## PROMPT
Repeat only the lines from the one holding "Read all visible content and emit it as JSON." down to the last line of the listing below, including both of those lines.

## DATASET
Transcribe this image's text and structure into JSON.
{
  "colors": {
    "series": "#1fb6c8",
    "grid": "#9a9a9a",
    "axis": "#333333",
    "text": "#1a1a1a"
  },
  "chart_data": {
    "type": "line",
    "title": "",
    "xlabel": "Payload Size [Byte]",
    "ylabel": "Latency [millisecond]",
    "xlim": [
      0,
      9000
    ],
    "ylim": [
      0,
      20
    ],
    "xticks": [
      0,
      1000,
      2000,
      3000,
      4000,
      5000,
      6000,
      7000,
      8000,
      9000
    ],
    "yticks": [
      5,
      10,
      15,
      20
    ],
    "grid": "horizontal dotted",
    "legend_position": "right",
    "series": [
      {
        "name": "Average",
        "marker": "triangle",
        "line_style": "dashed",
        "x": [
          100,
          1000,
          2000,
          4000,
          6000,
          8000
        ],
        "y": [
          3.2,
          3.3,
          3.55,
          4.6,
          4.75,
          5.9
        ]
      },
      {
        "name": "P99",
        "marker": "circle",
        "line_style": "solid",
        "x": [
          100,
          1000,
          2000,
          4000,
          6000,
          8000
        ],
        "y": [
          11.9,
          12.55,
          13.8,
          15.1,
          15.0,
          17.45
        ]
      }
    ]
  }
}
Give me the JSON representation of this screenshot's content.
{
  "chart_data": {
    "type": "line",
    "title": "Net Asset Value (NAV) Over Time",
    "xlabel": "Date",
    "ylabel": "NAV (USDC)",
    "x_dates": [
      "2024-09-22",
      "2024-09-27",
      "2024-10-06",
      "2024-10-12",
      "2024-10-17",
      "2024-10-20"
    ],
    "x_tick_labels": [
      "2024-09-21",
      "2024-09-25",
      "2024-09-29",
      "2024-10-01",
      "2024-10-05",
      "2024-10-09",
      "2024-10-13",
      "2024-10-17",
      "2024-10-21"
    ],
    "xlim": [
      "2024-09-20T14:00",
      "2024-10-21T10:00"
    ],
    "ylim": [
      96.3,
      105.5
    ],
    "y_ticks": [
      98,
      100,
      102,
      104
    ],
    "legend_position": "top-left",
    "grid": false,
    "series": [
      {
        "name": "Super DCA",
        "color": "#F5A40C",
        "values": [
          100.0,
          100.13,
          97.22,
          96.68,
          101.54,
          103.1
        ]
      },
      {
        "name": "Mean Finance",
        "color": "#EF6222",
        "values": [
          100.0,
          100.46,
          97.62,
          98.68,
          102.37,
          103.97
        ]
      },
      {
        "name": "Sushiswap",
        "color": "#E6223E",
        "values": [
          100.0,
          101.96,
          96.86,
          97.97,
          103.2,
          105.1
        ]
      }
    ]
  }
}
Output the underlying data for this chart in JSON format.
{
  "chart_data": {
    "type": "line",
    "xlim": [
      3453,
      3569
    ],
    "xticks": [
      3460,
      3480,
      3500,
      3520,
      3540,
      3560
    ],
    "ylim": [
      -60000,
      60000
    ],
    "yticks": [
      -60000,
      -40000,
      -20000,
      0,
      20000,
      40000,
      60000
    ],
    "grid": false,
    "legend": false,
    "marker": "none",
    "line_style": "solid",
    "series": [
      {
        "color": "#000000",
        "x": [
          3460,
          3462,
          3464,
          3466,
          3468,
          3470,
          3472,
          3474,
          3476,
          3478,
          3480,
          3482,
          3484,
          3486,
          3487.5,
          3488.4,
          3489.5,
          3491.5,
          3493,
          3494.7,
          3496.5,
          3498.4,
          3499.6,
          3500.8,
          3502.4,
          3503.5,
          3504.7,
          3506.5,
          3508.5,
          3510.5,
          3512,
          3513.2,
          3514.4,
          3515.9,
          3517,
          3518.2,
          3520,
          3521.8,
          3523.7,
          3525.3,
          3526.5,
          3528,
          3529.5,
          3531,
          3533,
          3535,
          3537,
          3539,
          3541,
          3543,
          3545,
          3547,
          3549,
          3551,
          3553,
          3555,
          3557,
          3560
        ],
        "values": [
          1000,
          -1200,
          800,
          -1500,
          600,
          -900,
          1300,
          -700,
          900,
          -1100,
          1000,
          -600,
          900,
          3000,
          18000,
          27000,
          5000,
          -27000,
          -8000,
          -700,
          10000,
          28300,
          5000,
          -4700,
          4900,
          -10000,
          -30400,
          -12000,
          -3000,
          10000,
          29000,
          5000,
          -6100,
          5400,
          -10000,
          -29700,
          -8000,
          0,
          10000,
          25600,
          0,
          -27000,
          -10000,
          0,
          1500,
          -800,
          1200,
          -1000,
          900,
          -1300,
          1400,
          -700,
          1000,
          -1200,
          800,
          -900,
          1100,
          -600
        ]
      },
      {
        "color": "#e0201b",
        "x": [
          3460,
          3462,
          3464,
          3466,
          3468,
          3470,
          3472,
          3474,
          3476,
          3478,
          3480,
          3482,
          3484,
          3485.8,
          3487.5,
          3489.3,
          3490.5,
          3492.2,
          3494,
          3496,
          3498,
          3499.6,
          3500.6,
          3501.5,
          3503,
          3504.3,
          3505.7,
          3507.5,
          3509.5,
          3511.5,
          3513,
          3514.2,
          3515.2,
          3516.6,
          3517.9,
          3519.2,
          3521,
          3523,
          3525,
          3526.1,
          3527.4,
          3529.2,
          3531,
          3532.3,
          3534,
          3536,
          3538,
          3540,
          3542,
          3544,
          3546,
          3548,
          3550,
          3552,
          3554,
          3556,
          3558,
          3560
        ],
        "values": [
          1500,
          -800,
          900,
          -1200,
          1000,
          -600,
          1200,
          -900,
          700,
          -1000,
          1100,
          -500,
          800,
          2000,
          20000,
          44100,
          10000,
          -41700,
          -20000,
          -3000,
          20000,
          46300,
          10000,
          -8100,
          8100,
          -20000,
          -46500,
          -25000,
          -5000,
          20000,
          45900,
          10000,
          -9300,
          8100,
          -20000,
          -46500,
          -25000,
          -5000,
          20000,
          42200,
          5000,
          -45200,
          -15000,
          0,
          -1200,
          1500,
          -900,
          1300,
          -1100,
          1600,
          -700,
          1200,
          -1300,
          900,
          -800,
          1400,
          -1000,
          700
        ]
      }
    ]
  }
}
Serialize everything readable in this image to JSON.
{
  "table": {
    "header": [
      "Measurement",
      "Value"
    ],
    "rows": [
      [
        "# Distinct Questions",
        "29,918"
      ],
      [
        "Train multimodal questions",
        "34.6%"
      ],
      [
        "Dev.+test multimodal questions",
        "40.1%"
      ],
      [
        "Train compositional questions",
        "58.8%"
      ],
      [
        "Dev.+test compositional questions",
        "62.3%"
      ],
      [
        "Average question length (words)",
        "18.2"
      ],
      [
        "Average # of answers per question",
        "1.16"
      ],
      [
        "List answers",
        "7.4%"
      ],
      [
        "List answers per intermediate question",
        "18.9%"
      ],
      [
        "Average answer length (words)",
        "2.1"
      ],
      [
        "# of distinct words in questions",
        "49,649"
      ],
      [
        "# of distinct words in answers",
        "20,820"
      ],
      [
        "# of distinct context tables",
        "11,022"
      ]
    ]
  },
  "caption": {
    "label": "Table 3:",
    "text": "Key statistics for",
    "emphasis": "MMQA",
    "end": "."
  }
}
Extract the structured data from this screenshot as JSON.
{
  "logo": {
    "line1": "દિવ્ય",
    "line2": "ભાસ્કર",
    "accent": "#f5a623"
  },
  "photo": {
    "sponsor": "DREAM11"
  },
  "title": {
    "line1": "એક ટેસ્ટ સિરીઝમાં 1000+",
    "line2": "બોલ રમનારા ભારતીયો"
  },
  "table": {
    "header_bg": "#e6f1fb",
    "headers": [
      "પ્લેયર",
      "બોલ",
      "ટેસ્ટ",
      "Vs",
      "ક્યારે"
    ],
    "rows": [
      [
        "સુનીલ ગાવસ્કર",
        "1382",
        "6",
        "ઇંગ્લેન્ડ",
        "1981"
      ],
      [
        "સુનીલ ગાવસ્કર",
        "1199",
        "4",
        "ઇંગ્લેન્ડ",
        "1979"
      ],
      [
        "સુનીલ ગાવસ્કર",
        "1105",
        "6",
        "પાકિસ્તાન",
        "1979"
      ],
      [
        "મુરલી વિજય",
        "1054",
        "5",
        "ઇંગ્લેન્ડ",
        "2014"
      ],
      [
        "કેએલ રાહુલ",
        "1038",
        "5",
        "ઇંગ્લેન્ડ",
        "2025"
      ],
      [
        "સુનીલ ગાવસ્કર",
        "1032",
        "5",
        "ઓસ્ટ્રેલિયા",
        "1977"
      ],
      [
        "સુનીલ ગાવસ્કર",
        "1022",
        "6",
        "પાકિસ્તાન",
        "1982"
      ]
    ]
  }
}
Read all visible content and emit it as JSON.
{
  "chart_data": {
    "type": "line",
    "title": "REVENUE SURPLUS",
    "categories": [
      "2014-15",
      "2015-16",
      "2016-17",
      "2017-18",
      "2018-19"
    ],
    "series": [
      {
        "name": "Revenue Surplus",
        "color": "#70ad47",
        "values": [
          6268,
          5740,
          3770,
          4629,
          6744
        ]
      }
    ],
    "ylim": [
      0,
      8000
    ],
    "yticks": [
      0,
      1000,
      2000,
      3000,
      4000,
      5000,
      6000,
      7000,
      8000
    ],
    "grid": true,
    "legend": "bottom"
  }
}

## RESPONSE BELOW
Read all visible content and emit it as JSON.
{
  "chart_data": {
    "type": "line",
    "title": "REVENUE SURPLUS",
    "categories": [
      "2014-15",
      "2015-16",
      "2016-17",
      "2017-18",
      "2018-19"
    ],
    "series": [
      {
        "name": "Revenue Surplus",
        "color": "#70ad47",
        "values": [
          6268,
          5740,
          3770,
          4629,
          6744
        ]
      }
    ],
    "ylim": [
      0,
      8000
    ],
    "yticks": [
      0,
      1000,
      2000,
      3000,
      4000,
      5000,
      6000,
      7000,
      8000
    ],
    "grid": true,
    "legend": "bottom"
  }
}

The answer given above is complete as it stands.